* [EXERCISE OBJECTIVE] Each line of the material below should be reproduced exactly.

══ MATERIAL FOR THE TASK ══

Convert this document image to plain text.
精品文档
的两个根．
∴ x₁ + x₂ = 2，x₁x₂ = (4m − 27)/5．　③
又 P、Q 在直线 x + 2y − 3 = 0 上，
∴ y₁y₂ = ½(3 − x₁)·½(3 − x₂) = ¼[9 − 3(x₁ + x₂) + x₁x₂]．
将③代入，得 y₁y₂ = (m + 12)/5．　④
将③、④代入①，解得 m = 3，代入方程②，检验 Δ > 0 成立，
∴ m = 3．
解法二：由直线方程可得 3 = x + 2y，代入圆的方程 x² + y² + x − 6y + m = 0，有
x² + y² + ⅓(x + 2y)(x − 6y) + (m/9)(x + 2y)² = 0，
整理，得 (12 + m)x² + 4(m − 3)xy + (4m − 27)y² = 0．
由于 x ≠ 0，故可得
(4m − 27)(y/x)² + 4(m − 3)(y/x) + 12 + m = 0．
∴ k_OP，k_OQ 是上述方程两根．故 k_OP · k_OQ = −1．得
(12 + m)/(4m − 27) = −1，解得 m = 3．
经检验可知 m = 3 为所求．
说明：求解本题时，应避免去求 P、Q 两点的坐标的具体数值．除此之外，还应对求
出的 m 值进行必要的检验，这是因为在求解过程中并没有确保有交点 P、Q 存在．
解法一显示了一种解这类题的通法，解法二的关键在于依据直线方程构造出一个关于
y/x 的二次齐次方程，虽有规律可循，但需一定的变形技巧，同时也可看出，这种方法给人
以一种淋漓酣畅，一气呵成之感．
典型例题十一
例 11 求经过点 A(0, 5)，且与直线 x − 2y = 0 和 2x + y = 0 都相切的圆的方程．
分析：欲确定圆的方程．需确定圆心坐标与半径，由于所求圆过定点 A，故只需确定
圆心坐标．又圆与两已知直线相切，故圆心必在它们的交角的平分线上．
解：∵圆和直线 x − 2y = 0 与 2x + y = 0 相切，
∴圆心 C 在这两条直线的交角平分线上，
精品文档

═══

* [EXPECTED ANSWER]
Convert this document image to plain text.
精品文档
的两个根．
∴ x₁ + x₂ = 2，x₁x₂ = (4m − 27)/5．　③
又 P、Q 在直线 x + 2y − 3 = 0 上，
∴ y₁y₂ = ½(3 − x₁)·½(3 − x₂) = ¼[9 − 3(x₁ + x₂) + x₁x₂]．
将③代入，得 y₁y₂ = (m + 12)/5．　④
将③、④代入①，解得 m = 3，代入方程②，检验 Δ > 0 成立，
∴ m = 3．
解法二：由直线方程可得 3 = x + 2y，代入圆的方程 x² + y² + x − 6y + m = 0，有
x² + y² + ⅓(x + 2y)(x − 6y) + (m/9)(x + 2y)² = 0，
整理，得 (12 + m)x² + 4(m − 3)xy + (4m − 27)y² = 0．
由于 x ≠ 0，故可得
(4m − 27)(y/x)² + 4(m − 3)(y/x) + 12 + m = 0．
∴ k_OP，k_OQ 是上述方程两根．故 k_OP · k_OQ = −1．得
(12 + m)/(4m − 27) = −1，解得 m = 3．
经检验可知 m = 3 为所求．
说明：求解本题时，应避免去求 P、Q 两点的坐标的具体数值．除此之外，还应对求
出的 m 值进行必要的检验，这是因为在求解过程中并没有确保有交点 P、Q 存在．
解法一显示了一种解这类题的通法，解法二的关键在于依据直线方程构造出一个关于
y/x 的二次齐次方程，虽有规律可循，但需一定的变形技巧，同时也可看出，这种方法给人
以一种淋漓酣畅，一气呵成之感．
典型例题十一
例 11 求经过点 A(0, 5)，且与直线 x − 2y = 0 和 2x + y = 0 都相切的圆的方程．
分析：欲确定圆的方程．需确定圆心坐标与半径，由于所求圆过定点 A，故只需确定
圆心坐标．又圆与两已知直线相切，故圆心必在它们的交角的平分线上．
解：∵圆和直线 x − 2y = 0 与 2x + y = 0 相切，
∴圆心 C 在这两条直线的交角平分线上，
精品文档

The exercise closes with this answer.